Set problem –
Count the lines below that contain the word "Incident", and report only that number.

The records –
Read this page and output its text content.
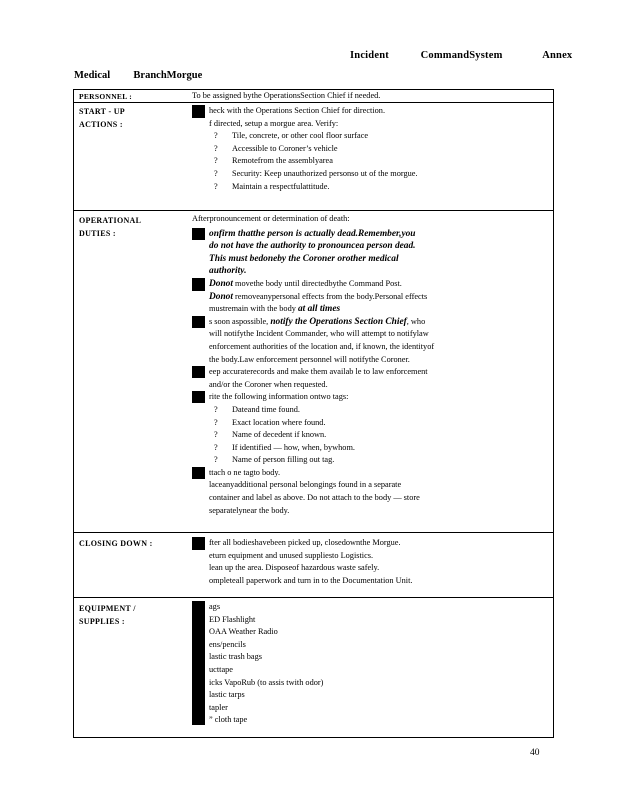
Incident	CommandSystem	Annex
Medical BranchMorgue
PERSONNEL :	To be assigned bythe OperationsSection Chief if needed.
START - UP
ACTIONS :
heck with the Operations Section Chief for direction.
f directed, setup a morgue area. Verify:
? Tile, concrete, or other cool floor surface
? Accessible to Coroner’s vehicle
? Remotefrom the assemblyarea
? Security: Keep unauthorized personso ut of the morgue.
? Maintain a respectfulattitude.
OPERATIONAL
DUTIES :
Afterpronouncement or determination of death:
onfirm thatthe person is actually dead.Remember,you
do not have the authority to pronouncea person dead.
This must bedoneby the Coroner orother medical
authority.
Donot movethe body until directedbythe Command Post.
Donot removeanypersonal effects from the body.Personal effects
mustremain with the body at all times
s soon aspossible, notify the Operations Section Chief, who
will notifythe Incident Commander, who will attempt to notifylaw
enforcement authorities of the location and, if known, the identityof
the body.Law enforcement personnel will notifythe Coroner.
eep accuraterecords and make them availab le to law enforcement
and/or the Coroner when requested.
rite the following information ontwo tags:
? Dateand time found.
? Exact location where found.
? Name of decedent if known.
? If identified — how, when, bywhom.
? Name of person filling out tag.
ttach o ne tagto body.
laceanyadditional personal belongings found in a separate
container and label as above. Do not attach to the body — store
separatelynear the body.
CLOSING DOWN :	fter all bodieshavebeen picked up, closedownthe Morgue.
eturn equipment and unused suppliesto Logistics.
lean up the area. Disposeof hazardous waste safely.
ompleteall paperwork and turn in to the Documentation Unit.
EQUIPMENT /
SUPPLIES :
ags
ED Flashlight
OAA Weather Radio
ens/pencils
lastic trash bags
ucttape
icks VapoRub (to assis twith odor)
lastic tarps
tapler
” cloth tape
40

Task output –
2